Entries from a dataset
------------------------------------------------

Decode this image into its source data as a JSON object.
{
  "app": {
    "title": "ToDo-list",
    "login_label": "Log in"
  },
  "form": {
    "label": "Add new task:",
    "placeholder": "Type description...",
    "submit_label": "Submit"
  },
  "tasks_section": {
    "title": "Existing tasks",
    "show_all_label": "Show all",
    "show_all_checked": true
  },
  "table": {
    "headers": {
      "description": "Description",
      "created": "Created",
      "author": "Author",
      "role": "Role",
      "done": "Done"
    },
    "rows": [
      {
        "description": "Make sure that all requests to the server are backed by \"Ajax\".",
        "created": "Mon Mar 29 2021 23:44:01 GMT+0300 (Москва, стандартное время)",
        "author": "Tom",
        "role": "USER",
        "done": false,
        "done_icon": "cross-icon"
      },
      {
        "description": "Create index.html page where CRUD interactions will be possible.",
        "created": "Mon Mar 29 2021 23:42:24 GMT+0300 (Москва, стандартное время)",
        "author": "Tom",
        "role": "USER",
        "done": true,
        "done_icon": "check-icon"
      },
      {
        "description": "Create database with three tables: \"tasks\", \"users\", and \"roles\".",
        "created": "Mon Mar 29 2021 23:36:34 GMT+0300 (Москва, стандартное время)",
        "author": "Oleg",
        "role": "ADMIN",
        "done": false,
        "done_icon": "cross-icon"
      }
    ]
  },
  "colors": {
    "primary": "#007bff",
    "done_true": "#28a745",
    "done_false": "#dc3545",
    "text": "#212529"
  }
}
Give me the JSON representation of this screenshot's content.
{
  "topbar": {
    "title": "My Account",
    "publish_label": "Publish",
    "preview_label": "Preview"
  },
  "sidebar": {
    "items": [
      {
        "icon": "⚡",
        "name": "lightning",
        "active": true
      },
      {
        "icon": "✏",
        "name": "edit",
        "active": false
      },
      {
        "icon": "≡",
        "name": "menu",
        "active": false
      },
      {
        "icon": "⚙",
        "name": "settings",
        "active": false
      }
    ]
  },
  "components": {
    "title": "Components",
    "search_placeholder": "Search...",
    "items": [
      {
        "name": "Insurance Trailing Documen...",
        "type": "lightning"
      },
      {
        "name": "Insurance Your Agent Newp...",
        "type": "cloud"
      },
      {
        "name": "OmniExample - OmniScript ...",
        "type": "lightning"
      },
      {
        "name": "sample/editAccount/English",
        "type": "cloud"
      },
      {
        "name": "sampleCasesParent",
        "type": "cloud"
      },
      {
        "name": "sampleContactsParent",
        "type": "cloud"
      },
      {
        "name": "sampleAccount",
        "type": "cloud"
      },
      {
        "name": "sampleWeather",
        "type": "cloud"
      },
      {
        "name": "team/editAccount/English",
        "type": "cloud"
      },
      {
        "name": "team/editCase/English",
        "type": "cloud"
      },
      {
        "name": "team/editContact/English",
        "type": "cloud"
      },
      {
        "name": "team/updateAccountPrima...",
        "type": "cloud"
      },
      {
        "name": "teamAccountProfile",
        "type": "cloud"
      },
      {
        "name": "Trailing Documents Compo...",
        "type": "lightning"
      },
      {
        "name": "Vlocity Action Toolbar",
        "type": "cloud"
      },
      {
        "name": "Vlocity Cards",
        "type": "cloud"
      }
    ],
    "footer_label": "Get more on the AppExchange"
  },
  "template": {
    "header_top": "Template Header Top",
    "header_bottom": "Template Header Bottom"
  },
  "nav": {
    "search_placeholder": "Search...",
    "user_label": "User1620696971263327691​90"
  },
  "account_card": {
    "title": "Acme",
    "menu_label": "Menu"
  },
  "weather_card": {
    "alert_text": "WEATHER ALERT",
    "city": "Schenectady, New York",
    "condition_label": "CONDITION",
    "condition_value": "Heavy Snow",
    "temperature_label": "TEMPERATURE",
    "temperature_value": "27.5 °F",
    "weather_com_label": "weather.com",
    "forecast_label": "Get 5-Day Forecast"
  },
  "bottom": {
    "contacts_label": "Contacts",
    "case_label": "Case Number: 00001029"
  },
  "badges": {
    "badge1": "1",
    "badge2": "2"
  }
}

------------------------------------------------

Instruction
Each line of the material above must be retyped precisely.

Task answer
Decode this image into its source data as a JSON object.
{
  "app": {
    "title": "ToDo-list",
    "login_label": "Log in"
  },
  "form": {
    "label": "Add new task:",
    "placeholder": "Type description...",
    "submit_label": "Submit"
  },
  "tasks_section": {
    "title": "Existing tasks",
    "show_all_label": "Show all",
    "show_all_checked": true
  },
  "table": {
    "headers": {
      "description": "Description",
      "created": "Created",
      "author": "Author",
      "role": "Role",
      "done": "Done"
    },
    "rows": [
      {
        "description": "Make sure that all requests to the server are backed by \"Ajax\".",
        "created": "Mon Mar 29 2021 23:44:01 GMT+0300 (Москва, стандартное время)",
        "author": "Tom",
        "role": "USER",
        "done": false,
        "done_icon": "cross-icon"
      },
      {
        "description": "Create index.html page where CRUD interactions will be possible.",
        "created": "Mon Mar 29 2021 23:42:24 GMT+0300 (Москва, стандартное время)",
        "author": "Tom",
        "role": "USER",
        "done": true,
        "done_icon": "check-icon"
      },
      {
        "description": "Create database with three tables: \"tasks\", \"users\", and \"roles\".",
        "created": "Mon Mar 29 2021 23:36:34 GMT+0300 (Москва, стандартное время)",
        "author": "Oleg",
        "role": "ADMIN",
        "done": false,
        "done_icon": "cross-icon"
      }
    ]
  },
  "colors": {
    "primary": "#007bff",
    "done_true": "#28a745",
    "done_false": "#dc3545",
    "text": "#212529"
  }
}
Give me the JSON representation of this screenshot's content.
{
  "topbar": {
    "title": "My Account",
    "publish_label": "Publish",
    "preview_label": "Preview"
  },
  "sidebar": {
    "items": [
      {
        "icon": "⚡",
        "name": "lightning",
        "active": true
      },
      {
        "icon": "✏",
        "name": "edit",
        "active": false
      },
      {
        "icon": "≡",
        "name": "menu",
        "active": false
      },
      {
        "icon": "⚙",
        "name": "settings",
        "active": false
      }
    ]
  },
  "components": {
    "title": "Components",
    "search_placeholder": "Search...",
    "items": [
      {
        "name": "Insurance Trailing Documen...",
        "type": "lightning"
      },
      {
        "name": "Insurance Your Agent Newp...",
        "type": "cloud"
      },
      {
        "name": "OmniExample - OmniScript ...",
        "type": "lightning"
      },
      {
        "name": "sample/editAccount/English",
        "type": "cloud"
      },
      {
        "name": "sampleCasesParent",
        "type": "cloud"
      },
      {
        "name": "sampleContactsParent",
        "type": "cloud"
      },
      {
        "name": "sampleAccount",
        "type": "cloud"
      },
      {
        "name": "sampleWeather",
        "type": "cloud"
      },
      {
        "name": "team/editAccount/English",
        "type": "cloud"
      },
      {
        "name": "team/editCase/English",
        "type": "cloud"
      },
      {
        "name": "team/editContact/English",
        "type": "cloud"
      },
      {
        "name": "team/updateAccountPrima...",
        "type": "cloud"
      },
      {
        "name": "teamAccountProfile",
        "type": "cloud"
      },
      {
        "name": "Trailing Documents Compo...",
        "type": "lightning"
      },
      {
        "name": "Vlocity Action Toolbar",
        "type": "cloud"
      },
      {
        "name": "Vlocity Cards",
        "type": "cloud"
      }
    ],
    "footer_label": "Get more on the AppExchange"
  },
  "template": {
    "header_top": "Template Header Top",
    "header_bottom": "Template Header Bottom"
  },
  "nav": {
    "search_placeholder": "Search...",
    "user_label": "User1620696971263327691​90"
  },
  "account_card": {
    "title": "Acme",
    "menu_label": "Menu"
  },
  "weather_card": {
    "alert_text": "WEATHER ALERT",
    "city": "Schenectady, New York",
    "condition_label": "CONDITION",
    "condition_value": "Heavy Snow",
    "temperature_label": "TEMPERATURE",
    "temperature_value": "27.5 °F",
    "weather_com_label": "weather.com",
    "forecast_label": "Get 5-Day Forecast"
  },
  "bottom": {
    "contacts_label": "Contacts",
    "case_label": "Case Number: 00001029"
  },
  "badges": {
    "badge1": "1",
    "badge2": "2"
  }
}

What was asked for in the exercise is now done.